Write out each line exactly as given. Leave the pictures out of your copy.

+--

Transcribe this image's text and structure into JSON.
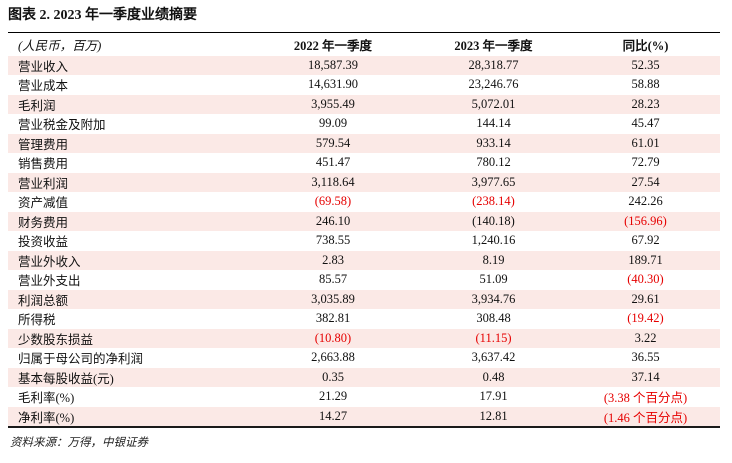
{
  "title": "图表 2. 2023 年一季度业绩摘要",
  "source": "资料来源：万得，中银证券",
  "colors": {
    "stripe": "#fbe9e6",
    "negative_red": "#e60000",
    "text": "#111111",
    "rule": "#1a1a1a"
  },
  "table": {
    "columns": [
      "(人民币，百万)",
      "2022 年一季度",
      "2023 年一季度",
      "同比(%)"
    ],
    "rows": [
      {
        "label": "营业收入",
        "v2022": "18,587.39",
        "v2023": "28,318.77",
        "yoy": "52.35",
        "red": []
      },
      {
        "label": "营业成本",
        "v2022": "14,631.90",
        "v2023": "23,246.76",
        "yoy": "58.88",
        "red": []
      },
      {
        "label": "毛利润",
        "v2022": "3,955.49",
        "v2023": "5,072.01",
        "yoy": "28.23",
        "red": []
      },
      {
        "label": "营业税金及附加",
        "v2022": "99.09",
        "v2023": "144.14",
        "yoy": "45.47",
        "red": []
      },
      {
        "label": "管理费用",
        "v2022": "579.54",
        "v2023": "933.14",
        "yoy": "61.01",
        "red": []
      },
      {
        "label": "销售费用",
        "v2022": "451.47",
        "v2023": "780.12",
        "yoy": "72.79",
        "red": []
      },
      {
        "label": "营业利润",
        "v2022": "3,118.64",
        "v2023": "3,977.65",
        "yoy": "27.54",
        "red": []
      },
      {
        "label": "资产减值",
        "v2022": "(69.58)",
        "v2023": "(238.14)",
        "yoy": "242.26",
        "red": [
          "v2022",
          "v2023"
        ]
      },
      {
        "label": "财务费用",
        "v2022": "246.10",
        "v2023": "(140.18)",
        "yoy": "(156.96)",
        "red": [
          "yoy"
        ]
      },
      {
        "label": "投资收益",
        "v2022": "738.55",
        "v2023": "1,240.16",
        "yoy": "67.92",
        "red": []
      },
      {
        "label": "营业外收入",
        "v2022": "2.83",
        "v2023": "8.19",
        "yoy": "189.71",
        "red": []
      },
      {
        "label": "营业外支出",
        "v2022": "85.57",
        "v2023": "51.09",
        "yoy": "(40.30)",
        "red": [
          "yoy"
        ]
      },
      {
        "label": "利润总额",
        "v2022": "3,035.89",
        "v2023": "3,934.76",
        "yoy": "29.61",
        "red": []
      },
      {
        "label": "所得税",
        "v2022": "382.81",
        "v2023": "308.48",
        "yoy": "(19.42)",
        "red": [
          "yoy"
        ]
      },
      {
        "label": "少数股东损益",
        "v2022": "(10.80)",
        "v2023": "(11.15)",
        "yoy": "3.22",
        "red": [
          "v2022",
          "v2023"
        ]
      },
      {
        "label": "归属于母公司的净利润",
        "v2022": "2,663.88",
        "v2023": "3,637.42",
        "yoy": "36.55",
        "red": []
      },
      {
        "label": "基本每股收益(元)",
        "v2022": "0.35",
        "v2023": "0.48",
        "yoy": "37.14",
        "red": []
      },
      {
        "label": "毛利率(%)",
        "v2022": "21.29",
        "v2023": "17.91",
        "yoy": "(3.38 个百分点)",
        "red": [
          "yoy"
        ]
      },
      {
        "label": "净利率(%)",
        "v2022": "14.27",
        "v2023": "12.81",
        "yoy": "(1.46 个百分点)",
        "red": [
          "yoy"
        ]
      }
    ]
  }
}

+--

RESPONSE TO THIS TASK:
Transcribe this image's text and structure into JSON.
{
  "title": "图表 2. 2023 年一季度业绩摘要",
  "source": "资料来源：万得，中银证券",
  "colors": {
    "stripe": "#fbe9e6",
    "negative_red": "#e60000",
    "text": "#111111",
    "rule": "#1a1a1a"
  },
  "table": {
    "columns": [
      "(人民币，百万)",
      "2022 年一季度",
      "2023 年一季度",
      "同比(%)"
    ],
    "rows": [
      {
        "label": "营业收入",
        "v2022": "18,587.39",
        "v2023": "28,318.77",
        "yoy": "52.35",
        "red": []
      },
      {
        "label": "营业成本",
        "v2022": "14,631.90",
        "v2023": "23,246.76",
        "yoy": "58.88",
        "red": []
      },
      {
        "label": "毛利润",
        "v2022": "3,955.49",
        "v2023": "5,072.01",
        "yoy": "28.23",
        "red": []
      },
      {
        "label": "营业税金及附加",
        "v2022": "99.09",
        "v2023": "144.14",
        "yoy": "45.47",
        "red": []
      },
      {
        "label": "管理费用",
        "v2022": "579.54",
        "v2023": "933.14",
        "yoy": "61.01",
        "red": []
      },
      {
        "label": "销售费用",
        "v2022": "451.47",
        "v2023": "780.12",
        "yoy": "72.79",
        "red": []
      },
      {
        "label": "营业利润",
        "v2022": "3,118.64",
        "v2023": "3,977.65",
        "yoy": "27.54",
        "red": []
      },
      {
        "label": "资产减值",
        "v2022": "(69.58)",
        "v2023": "(238.14)",
        "yoy": "242.26",
        "red": [
          "v2022",
          "v2023"
        ]
      },
      {
        "label": "财务费用",
        "v2022": "246.10",
        "v2023": "(140.18)",
        "yoy": "(156.96)",
        "red": [
          "yoy"
        ]
      },
      {
        "label": "投资收益",
        "v2022": "738.55",
        "v2023": "1,240.16",
        "yoy": "67.92",
        "red": []
      },
      {
        "label": "营业外收入",
        "v2022": "2.83",
        "v2023": "8.19",
        "yoy": "189.71",
        "red": []
      },
      {
        "label": "营业外支出",
        "v2022": "85.57",
        "v2023": "51.09",
        "yoy": "(40.30)",
        "red": [
          "yoy"
        ]
      },
      {
        "label": "利润总额",
        "v2022": "3,035.89",
        "v2023": "3,934.76",
        "yoy": "29.61",
        "red": []
      },
      {
        "label": "所得税",
        "v2022": "382.81",
        "v2023": "308.48",
        "yoy": "(19.42)",
        "red": [
          "yoy"
        ]
      },
      {
        "label": "少数股东损益",
        "v2022": "(10.80)",
        "v2023": "(11.15)",
        "yoy": "3.22",
        "red": [
          "v2022",
          "v2023"
        ]
      },
      {
        "label": "归属于母公司的净利润",
        "v2022": "2,663.88",
        "v2023": "3,637.42",
        "yoy": "36.55",
        "red": []
      },
      {
        "label": "基本每股收益(元)",
        "v2022": "0.35",
        "v2023": "0.48",
        "yoy": "37.14",
        "red": []
      },
      {
        "label": "毛利率(%)",
        "v2022": "21.29",
        "v2023": "17.91",
        "yoy": "(3.38 个百分点)",
        "red": [
          "yoy"
        ]
      },
      {
        "label": "净利率(%)",
        "v2022": "14.27",
        "v2023": "12.81",
        "yoy": "(1.46 个百分点)",
        "red": [
          "yoy"
        ]
      }
    ]
  }
}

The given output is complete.